Turing machines were invented by Alan Turing, the father of computer science, in 1936. He wanted to define what an algorithm is in precise mathematical terms. His definition turned out to also be the most useful model of a computer to this date.

A Turing machine consists of a processor and an infinite tape with a "start" space on which symbols can be written or erased. The machine begins when it is fed a tape with zeros and ones already written on it (or it could be blank). The processor first reads the symbol in the "start" space. The processor remembers only one number, called its state. It moves back and forth along the tape, reading and writing symbols and changing its state. At each step in the calculation, the action of the processor depends on only two things: its current state number and the symbol currently being read. It stops processing only if its state changes to the "halt" state. The output can then be read from the tape. The number of possible states for the processor is finite. So, any Turing machine can be specified by the following finite table. The table has the processor's states listed horizontally at the top and the symbols 0, 1 and blank are written vertically on the side. Then for each state and symbol pair, the action (either move left, move right, halt, write 0, write 1, or erase the current symbol) is written in the appropriate space.

Turing also proved the existence of a Universal Turing machine. Such a machine can mimic any Turing machine. Since Turing machines can all be specified by a finite amount of information, the number of Turing machines is denumerable. Hence each can be assigned to a natural number so that no two Turing machines are assigned the same number. When you want a universal Turing machine to mimic a Turing Machine named Bob, say, then you find Bob's number and translate it into 1's and 0's. You feed this to the Universal Machine and then whatever input you put into the Universal Machine it will process just as Bob would. It is Church's thesis that a Universal Turing machine can do anything any modern computer can do.

************

Parts of the exercise →
• a. According to the passage on Turing machines, in what year did Alan Turing invent them?
• b. Rewrite everything in the records from the start down through the line containing "map-tool-button[interactable]: ⤢ (64, 371, 84, 390)", changing "chevron-down-icon" to "chevron-down-glyph" and leaving all else unchanged. Provide only those lines.

[Box annotation data]
************

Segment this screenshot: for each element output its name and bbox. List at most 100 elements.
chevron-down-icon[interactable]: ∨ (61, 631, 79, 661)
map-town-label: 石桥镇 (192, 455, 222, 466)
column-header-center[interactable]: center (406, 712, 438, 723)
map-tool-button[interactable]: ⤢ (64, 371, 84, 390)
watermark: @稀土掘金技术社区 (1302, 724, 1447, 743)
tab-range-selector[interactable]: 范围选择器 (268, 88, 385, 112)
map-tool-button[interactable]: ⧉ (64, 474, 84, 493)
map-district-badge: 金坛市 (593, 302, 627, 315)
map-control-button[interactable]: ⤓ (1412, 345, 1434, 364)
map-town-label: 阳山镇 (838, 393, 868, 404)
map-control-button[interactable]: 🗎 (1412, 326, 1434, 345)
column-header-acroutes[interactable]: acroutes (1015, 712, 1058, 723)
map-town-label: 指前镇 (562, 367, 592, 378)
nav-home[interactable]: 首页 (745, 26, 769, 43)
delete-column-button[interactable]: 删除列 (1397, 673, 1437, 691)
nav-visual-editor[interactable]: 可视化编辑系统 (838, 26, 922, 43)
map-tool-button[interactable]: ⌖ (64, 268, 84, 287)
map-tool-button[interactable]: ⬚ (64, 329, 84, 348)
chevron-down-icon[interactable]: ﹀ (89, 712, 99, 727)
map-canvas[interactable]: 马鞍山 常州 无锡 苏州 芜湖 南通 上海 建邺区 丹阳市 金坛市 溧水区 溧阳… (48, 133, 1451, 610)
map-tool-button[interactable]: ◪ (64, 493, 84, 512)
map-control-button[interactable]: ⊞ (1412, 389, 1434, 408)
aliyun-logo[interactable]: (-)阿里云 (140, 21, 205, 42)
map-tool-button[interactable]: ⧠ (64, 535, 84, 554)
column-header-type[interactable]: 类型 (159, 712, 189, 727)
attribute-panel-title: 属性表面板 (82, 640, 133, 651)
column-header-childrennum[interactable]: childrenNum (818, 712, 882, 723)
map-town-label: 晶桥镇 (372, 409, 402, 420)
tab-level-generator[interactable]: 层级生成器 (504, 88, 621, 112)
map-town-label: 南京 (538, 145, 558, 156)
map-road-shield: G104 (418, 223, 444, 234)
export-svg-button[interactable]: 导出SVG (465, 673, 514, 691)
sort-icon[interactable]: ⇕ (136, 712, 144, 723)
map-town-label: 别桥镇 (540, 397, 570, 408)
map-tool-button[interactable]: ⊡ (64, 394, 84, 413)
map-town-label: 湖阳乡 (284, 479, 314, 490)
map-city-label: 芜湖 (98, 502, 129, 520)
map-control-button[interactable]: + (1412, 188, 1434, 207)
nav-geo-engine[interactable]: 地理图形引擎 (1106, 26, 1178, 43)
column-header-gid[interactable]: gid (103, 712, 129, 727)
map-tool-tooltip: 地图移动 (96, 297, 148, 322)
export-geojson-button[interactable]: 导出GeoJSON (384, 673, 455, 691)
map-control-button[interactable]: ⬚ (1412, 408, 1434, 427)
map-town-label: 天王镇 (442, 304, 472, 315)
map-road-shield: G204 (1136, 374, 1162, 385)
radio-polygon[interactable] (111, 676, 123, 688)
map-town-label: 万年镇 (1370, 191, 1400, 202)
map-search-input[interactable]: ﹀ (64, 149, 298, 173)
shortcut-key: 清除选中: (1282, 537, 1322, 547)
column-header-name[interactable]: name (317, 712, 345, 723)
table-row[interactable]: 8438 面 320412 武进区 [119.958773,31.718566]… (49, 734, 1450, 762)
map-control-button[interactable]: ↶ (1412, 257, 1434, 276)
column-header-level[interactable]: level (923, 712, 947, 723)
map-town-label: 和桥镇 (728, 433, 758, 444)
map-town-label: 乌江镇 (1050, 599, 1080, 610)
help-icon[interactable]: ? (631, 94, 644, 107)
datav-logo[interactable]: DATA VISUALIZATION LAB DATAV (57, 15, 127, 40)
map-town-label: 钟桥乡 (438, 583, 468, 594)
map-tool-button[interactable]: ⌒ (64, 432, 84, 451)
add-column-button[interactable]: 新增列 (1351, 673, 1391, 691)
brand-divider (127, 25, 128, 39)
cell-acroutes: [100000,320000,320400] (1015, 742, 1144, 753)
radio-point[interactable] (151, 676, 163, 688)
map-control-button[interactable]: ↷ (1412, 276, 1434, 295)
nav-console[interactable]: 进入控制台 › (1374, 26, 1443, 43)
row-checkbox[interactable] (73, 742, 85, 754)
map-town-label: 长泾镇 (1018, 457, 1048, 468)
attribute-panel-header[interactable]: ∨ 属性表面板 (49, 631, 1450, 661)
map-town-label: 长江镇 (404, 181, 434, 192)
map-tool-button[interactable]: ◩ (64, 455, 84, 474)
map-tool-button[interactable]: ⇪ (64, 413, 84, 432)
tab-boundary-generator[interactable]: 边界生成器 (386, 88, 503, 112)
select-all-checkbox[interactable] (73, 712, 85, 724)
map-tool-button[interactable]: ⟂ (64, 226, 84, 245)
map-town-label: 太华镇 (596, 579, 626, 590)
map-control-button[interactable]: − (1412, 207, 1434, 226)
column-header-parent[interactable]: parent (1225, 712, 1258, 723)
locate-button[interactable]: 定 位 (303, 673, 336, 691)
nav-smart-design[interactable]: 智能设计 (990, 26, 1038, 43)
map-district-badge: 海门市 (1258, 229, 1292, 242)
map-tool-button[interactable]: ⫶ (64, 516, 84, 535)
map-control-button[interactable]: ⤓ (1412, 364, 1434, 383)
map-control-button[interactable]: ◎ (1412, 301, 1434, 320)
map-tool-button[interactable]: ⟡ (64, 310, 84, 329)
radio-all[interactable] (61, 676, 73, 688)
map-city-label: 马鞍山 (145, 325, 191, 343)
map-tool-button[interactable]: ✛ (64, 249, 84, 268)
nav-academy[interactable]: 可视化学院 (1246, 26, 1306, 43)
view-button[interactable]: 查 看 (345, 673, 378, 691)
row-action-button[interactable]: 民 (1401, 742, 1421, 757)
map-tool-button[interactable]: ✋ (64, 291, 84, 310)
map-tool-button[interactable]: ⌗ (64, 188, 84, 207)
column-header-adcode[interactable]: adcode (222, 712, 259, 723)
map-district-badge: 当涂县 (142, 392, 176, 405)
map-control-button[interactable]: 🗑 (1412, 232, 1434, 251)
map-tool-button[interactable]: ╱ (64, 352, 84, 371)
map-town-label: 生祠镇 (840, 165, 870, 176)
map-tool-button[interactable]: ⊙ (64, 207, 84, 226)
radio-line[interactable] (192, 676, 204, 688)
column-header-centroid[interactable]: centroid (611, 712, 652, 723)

************

Outputs in order →
• a. 1936

• b.
Segment this screenshot: for each element output its name and bbox. List at most 100 elements.
chevron-down-glyph[interactable]: ∨ (61, 631, 79, 661)
map-town-label: 石桥镇 (192, 455, 222, 466)
column-header-center[interactable]: center (406, 712, 438, 723)
map-tool-button[interactable]: ⤢ (64, 371, 84, 390)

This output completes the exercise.